DO THIS: Each entry below must be repeated exactly, with pictures left out.

# # # # #

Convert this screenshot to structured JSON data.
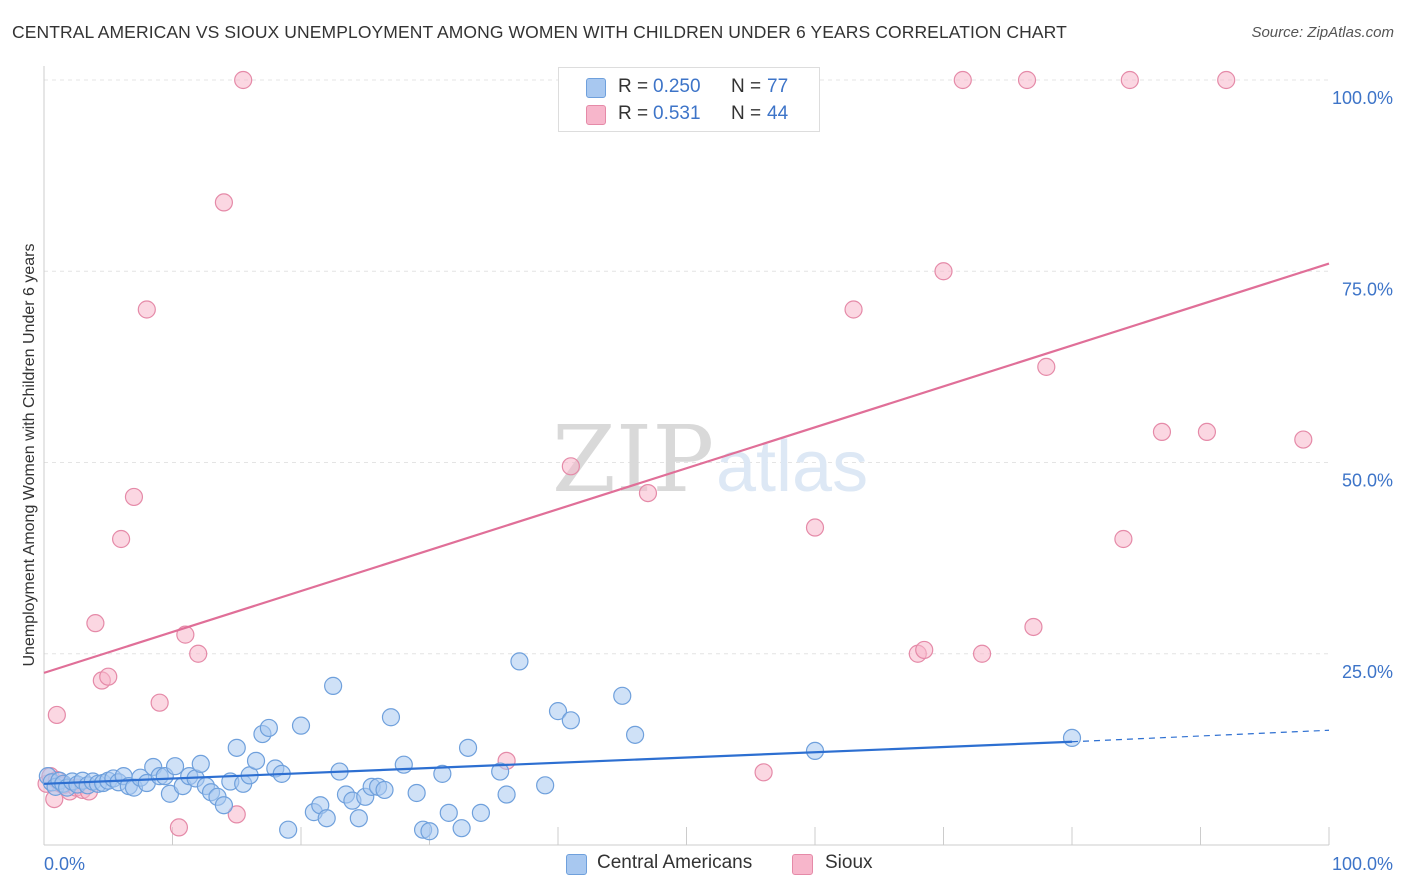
{
  "title": "CENTRAL AMERICAN VS SIOUX UNEMPLOYMENT AMONG WOMEN WITH CHILDREN UNDER 6 YEARS CORRELATION CHART",
  "source": "Source: ZipAtlas.com",
  "watermark": {
    "zip": "ZIP",
    "atlas": "atlas"
  },
  "legend_stats": [
    {
      "r_label": "R =",
      "r_value": "0.250",
      "n_label": "N =",
      "n_value": "77",
      "color": "#a8c8f0"
    },
    {
      "r_label": "R =",
      "r_value": "0.531",
      "n_label": "N =",
      "n_value": "44",
      "color": "#f7b6cb"
    }
  ],
  "colors": {
    "blue_fill": "#a8c8f0",
    "blue_stroke": "#6fa0dc",
    "blue_line": "#2d6fd1",
    "pink_fill": "#f7b6cb",
    "pink_stroke": "#e58aa8",
    "pink_line": "#e06f98",
    "tick_label": "#3d74c8"
  },
  "chart_data": {
    "type": "scatter",
    "title": "CENTRAL AMERICAN VS SIOUX UNEMPLOYMENT AMONG WOMEN WITH CHILDREN UNDER 6 YEARS CORRELATION CHART",
    "xlabel": "",
    "ylabel": "Unemployment Among Women with Children Under 6 years",
    "xlim": [
      0,
      100
    ],
    "ylim": [
      0,
      100
    ],
    "x_tick_labels": [
      "0.0%",
      "100.0%"
    ],
    "y_tick_labels": [
      "25.0%",
      "50.0%",
      "75.0%",
      "100.0%"
    ],
    "y_ticks": [
      25,
      50,
      75,
      100
    ],
    "grid": true,
    "legend_position": "bottom-center",
    "series": [
      {
        "name": "Central Americans",
        "r": 0.25,
        "n": 77,
        "trend": {
          "x0": 0,
          "y0": 8.0,
          "x1": 80,
          "y1": 13.5,
          "dashed_to": 100,
          "dashed_y": 15.0
        },
        "points": [
          [
            0.3,
            9.0
          ],
          [
            0.6,
            8.2
          ],
          [
            0.9,
            7.6
          ],
          [
            1.2,
            8.4
          ],
          [
            1.5,
            8.0
          ],
          [
            1.8,
            7.5
          ],
          [
            2.2,
            8.3
          ],
          [
            2.6,
            7.9
          ],
          [
            3.0,
            8.4
          ],
          [
            3.4,
            7.8
          ],
          [
            3.8,
            8.3
          ],
          [
            4.2,
            8.0
          ],
          [
            4.6,
            8.1
          ],
          [
            5.0,
            8.4
          ],
          [
            5.4,
            8.7
          ],
          [
            5.8,
            8.2
          ],
          [
            6.2,
            9.0
          ],
          [
            6.6,
            7.7
          ],
          [
            7.0,
            7.5
          ],
          [
            7.5,
            8.8
          ],
          [
            8.0,
            8.1
          ],
          [
            8.5,
            10.2
          ],
          [
            9.0,
            9.0
          ],
          [
            9.4,
            9.0
          ],
          [
            9.8,
            6.7
          ],
          [
            10.2,
            10.3
          ],
          [
            10.8,
            7.7
          ],
          [
            11.3,
            9.0
          ],
          [
            11.8,
            8.7
          ],
          [
            12.2,
            10.6
          ],
          [
            12.6,
            7.7
          ],
          [
            13.0,
            6.9
          ],
          [
            13.5,
            6.3
          ],
          [
            14.0,
            5.2
          ],
          [
            14.5,
            8.3
          ],
          [
            15.0,
            12.7
          ],
          [
            15.5,
            8.0
          ],
          [
            16.0,
            9.1
          ],
          [
            16.5,
            11.0
          ],
          [
            17.0,
            14.5
          ],
          [
            17.5,
            15.3
          ],
          [
            18.0,
            10.0
          ],
          [
            18.5,
            9.3
          ],
          [
            19.0,
            2.0
          ],
          [
            20.0,
            15.6
          ],
          [
            21.0,
            4.3
          ],
          [
            21.5,
            5.2
          ],
          [
            22.0,
            3.5
          ],
          [
            22.5,
            20.8
          ],
          [
            23.0,
            9.6
          ],
          [
            23.5,
            6.6
          ],
          [
            24.0,
            5.8
          ],
          [
            24.5,
            3.5
          ],
          [
            25.0,
            6.3
          ],
          [
            25.5,
            7.6
          ],
          [
            26.0,
            7.6
          ],
          [
            26.5,
            7.2
          ],
          [
            27.0,
            16.7
          ],
          [
            28.0,
            10.5
          ],
          [
            29.0,
            6.8
          ],
          [
            29.5,
            2.0
          ],
          [
            30.0,
            1.8
          ],
          [
            31.0,
            9.3
          ],
          [
            31.5,
            4.2
          ],
          [
            32.5,
            2.2
          ],
          [
            33.0,
            12.7
          ],
          [
            34.0,
            4.2
          ],
          [
            35.5,
            9.6
          ],
          [
            36.0,
            6.6
          ],
          [
            37.0,
            24.0
          ],
          [
            39.0,
            7.8
          ],
          [
            40.0,
            17.5
          ],
          [
            41.0,
            16.3
          ],
          [
            45.0,
            19.5
          ],
          [
            46.0,
            14.4
          ],
          [
            60.0,
            12.3
          ],
          [
            80.0,
            14.0
          ]
        ]
      },
      {
        "name": "Sioux",
        "r": 0.531,
        "n": 44,
        "trend": {
          "x0": 0,
          "y0": 22.5,
          "x1": 100,
          "y1": 76.0
        },
        "points": [
          [
            0.2,
            8.0
          ],
          [
            0.5,
            9.0
          ],
          [
            1.0,
            8.5
          ],
          [
            1.5,
            7.8
          ],
          [
            2.0,
            7.0
          ],
          [
            2.5,
            7.5
          ],
          [
            3.0,
            7.2
          ],
          [
            3.5,
            7.0
          ],
          [
            1.0,
            17.0
          ],
          [
            4.0,
            29.0
          ],
          [
            4.5,
            21.5
          ],
          [
            5.0,
            22.0
          ],
          [
            6.0,
            40.0
          ],
          [
            7.0,
            45.5
          ],
          [
            8.0,
            70.0
          ],
          [
            9.0,
            18.6
          ],
          [
            10.5,
            2.3
          ],
          [
            11.0,
            27.5
          ],
          [
            12.0,
            25.0
          ],
          [
            14.0,
            84.0
          ],
          [
            15.0,
            4.0
          ],
          [
            15.5,
            100.0
          ],
          [
            36.0,
            11.0
          ],
          [
            41.0,
            49.5
          ],
          [
            47.0,
            46.0
          ],
          [
            55.0,
            100.0
          ],
          [
            56.0,
            9.5
          ],
          [
            60.0,
            41.5
          ],
          [
            63.0,
            70.0
          ],
          [
            68.0,
            25.0
          ],
          [
            68.5,
            25.5
          ],
          [
            70.0,
            75.0
          ],
          [
            71.5,
            100.0
          ],
          [
            73.0,
            25.0
          ],
          [
            76.5,
            100.0
          ],
          [
            77.0,
            28.5
          ],
          [
            78.0,
            62.5
          ],
          [
            84.0,
            40.0
          ],
          [
            84.5,
            100.0
          ],
          [
            87.0,
            54.0
          ],
          [
            90.5,
            54.0
          ],
          [
            92.0,
            100.0
          ],
          [
            98.0,
            53.0
          ],
          [
            0.8,
            6.0
          ]
        ]
      }
    ]
  }
}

# # # # #

REPLY TO THE EXERCISE:
Convert this screenshot to structured JSON data.
{
  "title": "CENTRAL AMERICAN VS SIOUX UNEMPLOYMENT AMONG WOMEN WITH CHILDREN UNDER 6 YEARS CORRELATION CHART",
  "source": "Source: ZipAtlas.com",
  "watermark": {
    "zip": "ZIP",
    "atlas": "atlas"
  },
  "legend_stats": [
    {
      "r_label": "R =",
      "r_value": "0.250",
      "n_label": "N =",
      "n_value": "77",
      "color": "#a8c8f0"
    },
    {
      "r_label": "R =",
      "r_value": "0.531",
      "n_label": "N =",
      "n_value": "44",
      "color": "#f7b6cb"
    }
  ],
  "colors": {
    "blue_fill": "#a8c8f0",
    "blue_stroke": "#6fa0dc",
    "blue_line": "#2d6fd1",
    "pink_fill": "#f7b6cb",
    "pink_stroke": "#e58aa8",
    "pink_line": "#e06f98",
    "tick_label": "#3d74c8"
  },
  "chart_data": {
    "type": "scatter",
    "title": "CENTRAL AMERICAN VS SIOUX UNEMPLOYMENT AMONG WOMEN WITH CHILDREN UNDER 6 YEARS CORRELATION CHART",
    "xlabel": "",
    "ylabel": "Unemployment Among Women with Children Under 6 years",
    "xlim": [
      0,
      100
    ],
    "ylim": [
      0,
      100
    ],
    "x_tick_labels": [
      "0.0%",
      "100.0%"
    ],
    "y_tick_labels": [
      "25.0%",
      "50.0%",
      "75.0%",
      "100.0%"
    ],
    "y_ticks": [
      25,
      50,
      75,
      100
    ],
    "grid": true,
    "legend_position": "bottom-center",
    "series": [
      {
        "name": "Central Americans",
        "r": 0.25,
        "n": 77,
        "trend": {
          "x0": 0,
          "y0": 8.0,
          "x1": 80,
          "y1": 13.5,
          "dashed_to": 100,
          "dashed_y": 15.0
        },
        "points": [
          [
            0.3,
            9.0
          ],
          [
            0.6,
            8.2
          ],
          [
            0.9,
            7.6
          ],
          [
            1.2,
            8.4
          ],
          [
            1.5,
            8.0
          ],
          [
            1.8,
            7.5
          ],
          [
            2.2,
            8.3
          ],
          [
            2.6,
            7.9
          ],
          [
            3.0,
            8.4
          ],
          [
            3.4,
            7.8
          ],
          [
            3.8,
            8.3
          ],
          [
            4.2,
            8.0
          ],
          [
            4.6,
            8.1
          ],
          [
            5.0,
            8.4
          ],
          [
            5.4,
            8.7
          ],
          [
            5.8,
            8.2
          ],
          [
            6.2,
            9.0
          ],
          [
            6.6,
            7.7
          ],
          [
            7.0,
            7.5
          ],
          [
            7.5,
            8.8
          ],
          [
            8.0,
            8.1
          ],
          [
            8.5,
            10.2
          ],
          [
            9.0,
            9.0
          ],
          [
            9.4,
            9.0
          ],
          [
            9.8,
            6.7
          ],
          [
            10.2,
            10.3
          ],
          [
            10.8,
            7.7
          ],
          [
            11.3,
            9.0
          ],
          [
            11.8,
            8.7
          ],
          [
            12.2,
            10.6
          ],
          [
            12.6,
            7.7
          ],
          [
            13.0,
            6.9
          ],
          [
            13.5,
            6.3
          ],
          [
            14.0,
            5.2
          ],
          [
            14.5,
            8.3
          ],
          [
            15.0,
            12.7
          ],
          [
            15.5,
            8.0
          ],
          [
            16.0,
            9.1
          ],
          [
            16.5,
            11.0
          ],
          [
            17.0,
            14.5
          ],
          [
            17.5,
            15.3
          ],
          [
            18.0,
            10.0
          ],
          [
            18.5,
            9.3
          ],
          [
            19.0,
            2.0
          ],
          [
            20.0,
            15.6
          ],
          [
            21.0,
            4.3
          ],
          [
            21.5,
            5.2
          ],
          [
            22.0,
            3.5
          ],
          [
            22.5,
            20.8
          ],
          [
            23.0,
            9.6
          ],
          [
            23.5,
            6.6
          ],
          [
            24.0,
            5.8
          ],
          [
            24.5,
            3.5
          ],
          [
            25.0,
            6.3
          ],
          [
            25.5,
            7.6
          ],
          [
            26.0,
            7.6
          ],
          [
            26.5,
            7.2
          ],
          [
            27.0,
            16.7
          ],
          [
            28.0,
            10.5
          ],
          [
            29.0,
            6.8
          ],
          [
            29.5,
            2.0
          ],
          [
            30.0,
            1.8
          ],
          [
            31.0,
            9.3
          ],
          [
            31.5,
            4.2
          ],
          [
            32.5,
            2.2
          ],
          [
            33.0,
            12.7
          ],
          [
            34.0,
            4.2
          ],
          [
            35.5,
            9.6
          ],
          [
            36.0,
            6.6
          ],
          [
            37.0,
            24.0
          ],
          [
            39.0,
            7.8
          ],
          [
            40.0,
            17.5
          ],
          [
            41.0,
            16.3
          ],
          [
            45.0,
            19.5
          ],
          [
            46.0,
            14.4
          ],
          [
            60.0,
            12.3
          ],
          [
            80.0,
            14.0
          ]
        ]
      },
      {
        "name": "Sioux",
        "r": 0.531,
        "n": 44,
        "trend": {
          "x0": 0,
          "y0": 22.5,
          "x1": 100,
          "y1": 76.0
        },
        "points": [
          [
            0.2,
            8.0
          ],
          [
            0.5,
            9.0
          ],
          [
            1.0,
            8.5
          ],
          [
            1.5,
            7.8
          ],
          [
            2.0,
            7.0
          ],
          [
            2.5,
            7.5
          ],
          [
            3.0,
            7.2
          ],
          [
            3.5,
            7.0
          ],
          [
            1.0,
            17.0
          ],
          [
            4.0,
            29.0
          ],
          [
            4.5,
            21.5
          ],
          [
            5.0,
            22.0
          ],
          [
            6.0,
            40.0
          ],
          [
            7.0,
            45.5
          ],
          [
            8.0,
            70.0
          ],
          [
            9.0,
            18.6
          ],
          [
            10.5,
            2.3
          ],
          [
            11.0,
            27.5
          ],
          [
            12.0,
            25.0
          ],
          [
            14.0,
            84.0
          ],
          [
            15.0,
            4.0
          ],
          [
            15.5,
            100.0
          ],
          [
            36.0,
            11.0
          ],
          [
            41.0,
            49.5
          ],
          [
            47.0,
            46.0
          ],
          [
            55.0,
            100.0
          ],
          [
            56.0,
            9.5
          ],
          [
            60.0,
            41.5
          ],
          [
            63.0,
            70.0
          ],
          [
            68.0,
            25.0
          ],
          [
            68.5,
            25.5
          ],
          [
            70.0,
            75.0
          ],
          [
            71.5,
            100.0
          ],
          [
            73.0,
            25.0
          ],
          [
            76.5,
            100.0
          ],
          [
            77.0,
            28.5
          ],
          [
            78.0,
            62.5
          ],
          [
            84.0,
            40.0
          ],
          [
            84.5,
            100.0
          ],
          [
            87.0,
            54.0
          ],
          [
            90.5,
            54.0
          ],
          [
            92.0,
            100.0
          ],
          [
            98.0,
            53.0
          ],
          [
            0.8,
            6.0
          ]
        ]
      }
    ]
  }
}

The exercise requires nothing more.